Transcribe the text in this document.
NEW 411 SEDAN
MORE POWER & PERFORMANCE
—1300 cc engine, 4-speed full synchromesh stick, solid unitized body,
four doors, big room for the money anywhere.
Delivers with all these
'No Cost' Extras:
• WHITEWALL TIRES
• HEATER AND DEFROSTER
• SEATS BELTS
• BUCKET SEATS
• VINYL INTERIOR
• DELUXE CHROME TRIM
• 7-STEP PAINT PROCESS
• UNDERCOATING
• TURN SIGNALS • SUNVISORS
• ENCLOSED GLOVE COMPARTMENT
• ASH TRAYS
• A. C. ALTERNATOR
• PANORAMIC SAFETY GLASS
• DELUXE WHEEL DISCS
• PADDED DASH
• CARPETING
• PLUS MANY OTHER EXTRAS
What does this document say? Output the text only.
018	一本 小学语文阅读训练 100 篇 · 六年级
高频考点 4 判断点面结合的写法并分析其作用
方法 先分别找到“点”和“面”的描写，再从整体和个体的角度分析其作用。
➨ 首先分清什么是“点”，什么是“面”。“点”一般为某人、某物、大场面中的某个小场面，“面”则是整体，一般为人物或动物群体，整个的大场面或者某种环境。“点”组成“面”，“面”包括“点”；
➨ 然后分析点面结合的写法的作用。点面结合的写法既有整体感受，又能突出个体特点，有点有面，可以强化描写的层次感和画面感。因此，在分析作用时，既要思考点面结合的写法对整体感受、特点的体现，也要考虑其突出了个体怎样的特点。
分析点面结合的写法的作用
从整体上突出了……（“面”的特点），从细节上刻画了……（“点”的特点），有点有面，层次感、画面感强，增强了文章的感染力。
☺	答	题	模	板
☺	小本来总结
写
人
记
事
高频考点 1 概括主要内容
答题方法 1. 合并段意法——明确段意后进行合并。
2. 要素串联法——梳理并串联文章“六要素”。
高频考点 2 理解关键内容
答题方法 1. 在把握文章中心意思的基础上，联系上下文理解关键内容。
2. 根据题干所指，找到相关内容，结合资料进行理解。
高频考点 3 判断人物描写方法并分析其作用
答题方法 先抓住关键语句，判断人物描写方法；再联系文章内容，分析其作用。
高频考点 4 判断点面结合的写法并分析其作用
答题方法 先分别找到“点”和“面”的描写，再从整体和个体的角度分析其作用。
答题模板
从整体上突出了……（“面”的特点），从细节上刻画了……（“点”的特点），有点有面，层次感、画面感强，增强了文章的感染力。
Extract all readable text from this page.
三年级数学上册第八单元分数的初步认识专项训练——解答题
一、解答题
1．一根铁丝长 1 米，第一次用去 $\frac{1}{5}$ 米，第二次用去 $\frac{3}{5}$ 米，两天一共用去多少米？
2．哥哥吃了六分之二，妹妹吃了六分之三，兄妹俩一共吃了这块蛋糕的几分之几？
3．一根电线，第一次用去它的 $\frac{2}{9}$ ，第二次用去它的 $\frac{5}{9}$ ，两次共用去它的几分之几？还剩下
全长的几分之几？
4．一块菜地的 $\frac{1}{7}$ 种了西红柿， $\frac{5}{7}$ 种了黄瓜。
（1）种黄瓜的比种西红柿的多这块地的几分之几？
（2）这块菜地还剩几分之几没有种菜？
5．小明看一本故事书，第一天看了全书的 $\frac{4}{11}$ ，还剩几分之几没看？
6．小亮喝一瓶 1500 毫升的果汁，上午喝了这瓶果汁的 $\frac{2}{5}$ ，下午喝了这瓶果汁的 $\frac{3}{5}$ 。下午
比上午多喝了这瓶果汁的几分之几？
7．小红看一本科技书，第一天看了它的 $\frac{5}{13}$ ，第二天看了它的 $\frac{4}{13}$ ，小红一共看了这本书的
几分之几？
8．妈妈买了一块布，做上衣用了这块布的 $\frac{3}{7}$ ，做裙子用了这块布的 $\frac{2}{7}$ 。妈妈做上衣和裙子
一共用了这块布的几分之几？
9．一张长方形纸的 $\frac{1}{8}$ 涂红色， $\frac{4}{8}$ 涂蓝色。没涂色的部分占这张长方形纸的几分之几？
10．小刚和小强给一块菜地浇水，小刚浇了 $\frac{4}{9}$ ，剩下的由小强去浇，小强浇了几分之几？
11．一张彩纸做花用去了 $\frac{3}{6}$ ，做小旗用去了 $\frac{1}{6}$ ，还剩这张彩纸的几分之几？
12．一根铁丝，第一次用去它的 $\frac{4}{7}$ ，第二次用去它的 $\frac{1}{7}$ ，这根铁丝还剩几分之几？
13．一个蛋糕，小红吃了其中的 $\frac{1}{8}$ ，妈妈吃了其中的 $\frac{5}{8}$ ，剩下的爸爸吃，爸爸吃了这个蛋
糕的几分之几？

═══

**Exercise brief**
Each line of the material must be restated exactly.

**Written answer**
Transcribe the text in this document.
NEW 411 SEDAN
MORE POWER & PERFORMANCE
—1300 cc engine, 4-speed full synchromesh stick, solid unitized body,
four doors, big room for the money anywhere.
Delivers with all these
'No Cost' Extras:
• WHITEWALL TIRES
• HEATER AND DEFROSTER
• SEATS BELTS
• BUCKET SEATS
• VINYL INTERIOR
• DELUXE CHROME TRIM
• 7-STEP PAINT PROCESS
• UNDERCOATING
• TURN SIGNALS • SUNVISORS
• ENCLOSED GLOVE COMPARTMENT
• ASH TRAYS
• A. C. ALTERNATOR
• PANORAMIC SAFETY GLASS
• DELUXE WHEEL DISCS
• PADDED DASH
• CARPETING
• PLUS MANY OTHER EXTRAS
What does this document say? Output the text only.
018	一本 小学语文阅读训练 100 篇 · 六年级
高频考点 4 判断点面结合的写法并分析其作用
方法 先分别找到“点”和“面”的描写，再从整体和个体的角度分析其作用。
➨ 首先分清什么是“点”，什么是“面”。“点”一般为某人、某物、大场面中的某个小场面，“面”则是整体，一般为人物或动物群体，整个的大场面或者某种环境。“点”组成“面”，“面”包括“点”；
➨ 然后分析点面结合的写法的作用。点面结合的写法既有整体感受，又能突出个体特点，有点有面，可以强化描写的层次感和画面感。因此，在分析作用时，既要思考点面结合的写法对整体感受、特点的体现，也要考虑其突出了个体怎样的特点。
分析点面结合的写法的作用
从整体上突出了……（“面”的特点），从细节上刻画了……（“点”的特点），有点有面，层次感、画面感强，增强了文章的感染力。
☺	答	题	模	板
☺	小本来总结
写
人
记
事
高频考点 1 概括主要内容
答题方法 1. 合并段意法——明确段意后进行合并。
2. 要素串联法——梳理并串联文章“六要素”。
高频考点 2 理解关键内容
答题方法 1. 在把握文章中心意思的基础上，联系上下文理解关键内容。
2. 根据题干所指，找到相关内容，结合资料进行理解。
高频考点 3 判断人物描写方法并分析其作用
答题方法 先抓住关键语句，判断人物描写方法；再联系文章内容，分析其作用。
高频考点 4 判断点面结合的写法并分析其作用
答题方法 先分别找到“点”和“面”的描写，再从整体和个体的角度分析其作用。
答题模板
从整体上突出了……（“面”的特点），从细节上刻画了……（“点”的特点），有点有面，层次感、画面感强，增强了文章的感染力。
Extract all readable text from this page.
三年级数学上册第八单元分数的初步认识专项训练——解答题
一、解答题
1．一根铁丝长 1 米，第一次用去 $\frac{1}{5}$ 米，第二次用去 $\frac{3}{5}$ 米，两天一共用去多少米？
2．哥哥吃了六分之二，妹妹吃了六分之三，兄妹俩一共吃了这块蛋糕的几分之几？
3．一根电线，第一次用去它的 $\frac{2}{9}$ ，第二次用去它的 $\frac{5}{9}$ ，两次共用去它的几分之几？还剩下
全长的几分之几？
4．一块菜地的 $\frac{1}{7}$ 种了西红柿， $\frac{5}{7}$ 种了黄瓜。
（1）种黄瓜的比种西红柿的多这块地的几分之几？
（2）这块菜地还剩几分之几没有种菜？
5．小明看一本故事书，第一天看了全书的 $\frac{4}{11}$ ，还剩几分之几没看？
6．小亮喝一瓶 1500 毫升的果汁，上午喝了这瓶果汁的 $\frac{2}{5}$ ，下午喝了这瓶果汁的 $\frac{3}{5}$ 。下午
比上午多喝了这瓶果汁的几分之几？
7．小红看一本科技书，第一天看了它的 $\frac{5}{13}$ ，第二天看了它的 $\frac{4}{13}$ ，小红一共看了这本书的
几分之几？
8．妈妈买了一块布，做上衣用了这块布的 $\frac{3}{7}$ ，做裙子用了这块布的 $\frac{2}{7}$ 。妈妈做上衣和裙子
一共用了这块布的几分之几？
9．一张长方形纸的 $\frac{1}{8}$ 涂红色， $\frac{4}{8}$ 涂蓝色。没涂色的部分占这张长方形纸的几分之几？
10．小刚和小强给一块菜地浇水，小刚浇了 $\frac{4}{9}$ ，剩下的由小强去浇，小强浇了几分之几？
11．一张彩纸做花用去了 $\frac{3}{6}$ ，做小旗用去了 $\frac{1}{6}$ ，还剩这张彩纸的几分之几？
12．一根铁丝，第一次用去它的 $\frac{4}{7}$ ，第二次用去它的 $\frac{1}{7}$ ，这根铁丝还剩几分之几？
13．一个蛋糕，小红吃了其中的 $\frac{1}{8}$ ，妈妈吃了其中的 $\frac{5}{8}$ ，剩下的爸爸吃，爸爸吃了这个蛋
糕的几分之几？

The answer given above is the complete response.